WORK INSTRUCTIONS.
Give the data again, word for word.

EXERCISE INPUT.
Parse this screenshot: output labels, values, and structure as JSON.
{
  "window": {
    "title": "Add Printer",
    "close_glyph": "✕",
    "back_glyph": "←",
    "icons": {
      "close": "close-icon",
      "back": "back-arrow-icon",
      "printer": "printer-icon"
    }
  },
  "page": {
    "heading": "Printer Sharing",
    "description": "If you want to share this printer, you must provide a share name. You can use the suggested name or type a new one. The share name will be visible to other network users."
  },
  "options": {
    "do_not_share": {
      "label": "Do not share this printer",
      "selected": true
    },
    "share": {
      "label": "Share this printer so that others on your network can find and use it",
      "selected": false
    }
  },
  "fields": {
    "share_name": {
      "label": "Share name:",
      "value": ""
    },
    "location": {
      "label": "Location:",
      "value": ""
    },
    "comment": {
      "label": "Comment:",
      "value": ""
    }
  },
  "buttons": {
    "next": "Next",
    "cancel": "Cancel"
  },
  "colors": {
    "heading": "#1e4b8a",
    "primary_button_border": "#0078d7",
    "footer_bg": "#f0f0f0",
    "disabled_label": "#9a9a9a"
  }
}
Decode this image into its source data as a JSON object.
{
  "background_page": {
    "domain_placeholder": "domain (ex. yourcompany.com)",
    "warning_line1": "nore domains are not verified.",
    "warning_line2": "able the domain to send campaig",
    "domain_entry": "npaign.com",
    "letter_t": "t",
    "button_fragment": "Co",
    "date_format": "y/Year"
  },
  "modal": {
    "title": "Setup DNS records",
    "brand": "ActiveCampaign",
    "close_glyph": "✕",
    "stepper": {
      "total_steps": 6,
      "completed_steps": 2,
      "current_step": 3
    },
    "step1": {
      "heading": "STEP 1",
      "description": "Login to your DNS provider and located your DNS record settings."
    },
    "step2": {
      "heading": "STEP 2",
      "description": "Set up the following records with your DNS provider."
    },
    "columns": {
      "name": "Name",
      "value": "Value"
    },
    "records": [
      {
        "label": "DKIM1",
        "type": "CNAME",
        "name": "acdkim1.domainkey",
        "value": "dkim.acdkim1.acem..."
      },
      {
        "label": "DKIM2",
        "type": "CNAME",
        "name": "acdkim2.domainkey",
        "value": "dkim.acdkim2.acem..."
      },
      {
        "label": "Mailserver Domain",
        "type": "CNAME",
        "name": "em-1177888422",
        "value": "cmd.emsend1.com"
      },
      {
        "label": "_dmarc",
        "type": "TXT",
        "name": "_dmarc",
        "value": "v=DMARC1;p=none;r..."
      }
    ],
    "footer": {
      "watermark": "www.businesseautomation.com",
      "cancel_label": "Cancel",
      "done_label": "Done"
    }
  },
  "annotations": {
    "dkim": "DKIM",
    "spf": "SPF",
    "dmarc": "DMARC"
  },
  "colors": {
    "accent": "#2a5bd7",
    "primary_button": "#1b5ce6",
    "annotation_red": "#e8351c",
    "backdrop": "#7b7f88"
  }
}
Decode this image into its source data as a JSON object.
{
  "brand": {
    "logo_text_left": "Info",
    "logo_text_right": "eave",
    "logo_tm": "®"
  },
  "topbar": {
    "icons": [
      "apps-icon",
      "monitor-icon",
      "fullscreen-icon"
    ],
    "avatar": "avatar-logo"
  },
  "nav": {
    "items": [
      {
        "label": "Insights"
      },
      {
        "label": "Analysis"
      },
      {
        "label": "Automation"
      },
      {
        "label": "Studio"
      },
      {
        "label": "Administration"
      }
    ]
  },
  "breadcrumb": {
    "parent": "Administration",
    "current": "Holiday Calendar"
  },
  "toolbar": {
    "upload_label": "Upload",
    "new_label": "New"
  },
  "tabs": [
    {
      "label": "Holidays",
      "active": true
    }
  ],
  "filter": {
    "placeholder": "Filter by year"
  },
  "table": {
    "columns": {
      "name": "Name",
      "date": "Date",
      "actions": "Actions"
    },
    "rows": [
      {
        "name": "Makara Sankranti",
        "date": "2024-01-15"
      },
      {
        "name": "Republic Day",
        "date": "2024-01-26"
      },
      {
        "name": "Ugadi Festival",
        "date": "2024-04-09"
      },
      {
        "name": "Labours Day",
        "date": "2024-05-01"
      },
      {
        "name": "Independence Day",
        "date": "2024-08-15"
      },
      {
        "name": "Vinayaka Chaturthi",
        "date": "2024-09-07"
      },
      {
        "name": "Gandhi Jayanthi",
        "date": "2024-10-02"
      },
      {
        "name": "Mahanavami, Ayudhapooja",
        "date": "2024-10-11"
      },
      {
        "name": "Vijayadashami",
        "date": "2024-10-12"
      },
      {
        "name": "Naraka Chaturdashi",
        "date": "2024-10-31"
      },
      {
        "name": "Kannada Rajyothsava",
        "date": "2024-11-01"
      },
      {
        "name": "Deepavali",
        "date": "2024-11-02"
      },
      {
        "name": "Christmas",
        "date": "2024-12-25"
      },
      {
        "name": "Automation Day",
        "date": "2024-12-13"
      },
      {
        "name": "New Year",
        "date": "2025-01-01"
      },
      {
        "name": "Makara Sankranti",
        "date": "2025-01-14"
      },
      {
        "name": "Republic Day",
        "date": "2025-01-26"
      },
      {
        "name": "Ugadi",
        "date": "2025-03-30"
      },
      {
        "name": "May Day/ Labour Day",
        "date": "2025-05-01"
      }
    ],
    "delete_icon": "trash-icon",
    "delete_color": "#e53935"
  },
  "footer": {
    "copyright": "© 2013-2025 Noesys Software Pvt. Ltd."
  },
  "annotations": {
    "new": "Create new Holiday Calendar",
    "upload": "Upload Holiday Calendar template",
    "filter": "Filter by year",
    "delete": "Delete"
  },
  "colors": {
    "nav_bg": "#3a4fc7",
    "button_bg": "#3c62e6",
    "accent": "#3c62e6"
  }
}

PROBLEM SOLUTION.
Parse this screenshot: output labels, values, and structure as JSON.
{
  "window": {
    "title": "Add Printer",
    "close_glyph": "✕",
    "back_glyph": "←",
    "icons": {
      "close": "close-icon",
      "back": "back-arrow-icon",
      "printer": "printer-icon"
    }
  },
  "page": {
    "heading": "Printer Sharing",
    "description": "If you want to share this printer, you must provide a share name. You can use the suggested name or type a new one. The share name will be visible to other network users."
  },
  "options": {
    "do_not_share": {
      "label": "Do not share this printer",
      "selected": true
    },
    "share": {
      "label": "Share this printer so that others on your network can find and use it",
      "selected": false
    }
  },
  "fields": {
    "share_name": {
      "label": "Share name:",
      "value": ""
    },
    "location": {
      "label": "Location:",
      "value": ""
    },
    "comment": {
      "label": "Comment:",
      "value": ""
    }
  },
  "buttons": {
    "next": "Next",
    "cancel": "Cancel"
  },
  "colors": {
    "heading": "#1e4b8a",
    "primary_button_border": "#0078d7",
    "footer_bg": "#f0f0f0",
    "disabled_label": "#9a9a9a"
  }
}
Decode this image into its source data as a JSON object.
{
  "background_page": {
    "domain_placeholder": "domain (ex. yourcompany.com)",
    "warning_line1": "nore domains are not verified.",
    "warning_line2": "able the domain to send campaig",
    "domain_entry": "npaign.com",
    "letter_t": "t",
    "button_fragment": "Co",
    "date_format": "y/Year"
  },
  "modal": {
    "title": "Setup DNS records",
    "brand": "ActiveCampaign",
    "close_glyph": "✕",
    "stepper": {
      "total_steps": 6,
      "completed_steps": 2,
      "current_step": 3
    },
    "step1": {
      "heading": "STEP 1",
      "description": "Login to your DNS provider and located your DNS record settings."
    },
    "step2": {
      "heading": "STEP 2",
      "description": "Set up the following records with your DNS provider."
    },
    "columns": {
      "name": "Name",
      "value": "Value"
    },
    "records": [
      {
        "label": "DKIM1",
        "type": "CNAME",
        "name": "acdkim1.domainkey",
        "value": "dkim.acdkim1.acem..."
      },
      {
        "label": "DKIM2",
        "type": "CNAME",
        "name": "acdkim2.domainkey",
        "value": "dkim.acdkim2.acem..."
      },
      {
        "label": "Mailserver Domain",
        "type": "CNAME",
        "name": "em-1177888422",
        "value": "cmd.emsend1.com"
      },
      {
        "label": "_dmarc",
        "type": "TXT",
        "name": "_dmarc",
        "value": "v=DMARC1;p=none;r..."
      }
    ],
    "footer": {
      "watermark": "www.businesseautomation.com",
      "cancel_label": "Cancel",
      "done_label": "Done"
    }
  },
  "annotations": {
    "dkim": "DKIM",
    "spf": "SPF",
    "dmarc": "DMARC"
  },
  "colors": {
    "accent": "#2a5bd7",
    "primary_button": "#1b5ce6",
    "annotation_red": "#e8351c",
    "backdrop": "#7b7f88"
  }
}
Decode this image into its source data as a JSON object.
{
  "brand": {
    "logo_text_left": "Info",
    "logo_text_right": "eave",
    "logo_tm": "®"
  },
  "topbar": {
    "icons": [
      "apps-icon",
      "monitor-icon",
      "fullscreen-icon"
    ],
    "avatar": "avatar-logo"
  },
  "nav": {
    "items": [
      {
        "label": "Insights"
      },
      {
        "label": "Analysis"
      },
      {
        "label": "Automation"
      },
      {
        "label": "Studio"
      },
      {
        "label": "Administration"
      }
    ]
  },
  "breadcrumb": {
    "parent": "Administration",
    "current": "Holiday Calendar"
  },
  "toolbar": {
    "upload_label": "Upload",
    "new_label": "New"
  },
  "tabs": [
    {
      "label": "Holidays",
      "active": true
    }
  ],
  "filter": {
    "placeholder": "Filter by year"
  },
  "table": {
    "columns": {
      "name": "Name",
      "date": "Date",
      "actions": "Actions"
    },
    "rows": [
      {
        "name": "Makara Sankranti",
        "date": "2024-01-15"
      },
      {
        "name": "Republic Day",
        "date": "2024-01-26"
      },
      {
        "name": "Ugadi Festival",
        "date": "2024-04-09"
      },
      {
        "name": "Labours Day",
        "date": "2024-05-01"
      },
      {
        "name": "Independence Day",
        "date": "2024-08-15"
      },
      {
        "name": "Vinayaka Chaturthi",
        "date": "2024-09-07"
      },
      {
        "name": "Gandhi Jayanthi",
        "date": "2024-10-02"
      },
      {
        "name": "Mahanavami, Ayudhapooja",
        "date": "2024-10-11"
      },
      {
        "name": "Vijayadashami",
        "date": "2024-10-12"
      },
      {
        "name": "Naraka Chaturdashi",
        "date": "2024-10-31"
      },
      {
        "name": "Kannada Rajyothsava",
        "date": "2024-11-01"
      },
      {
        "name": "Deepavali",
        "date": "2024-11-02"
      },
      {
        "name": "Christmas",
        "date": "2024-12-25"
      },
      {
        "name": "Automation Day",
        "date": "2024-12-13"
      },
      {
        "name": "New Year",
        "date": "2025-01-01"
      },
      {
        "name": "Makara Sankranti",
        "date": "2025-01-14"
      },
      {
        "name": "Republic Day",
        "date": "2025-01-26"
      },
      {
        "name": "Ugadi",
        "date": "2025-03-30"
      },
      {
        "name": "May Day/ Labour Day",
        "date": "2025-05-01"
      }
    ],
    "delete_icon": "trash-icon",
    "delete_color": "#e53935"
  },
  "footer": {
    "copyright": "© 2013-2025 Noesys Software Pvt. Ltd."
  },
  "annotations": {
    "new": "Create new Holiday Calendar",
    "upload": "Upload Holiday Calendar template",
    "filter": "Filter by year",
    "delete": "Delete"
  },
  "colors": {
    "nav_bg": "#3a4fc7",
    "button_bg": "#3c62e6",
    "accent": "#3c62e6"
  }
}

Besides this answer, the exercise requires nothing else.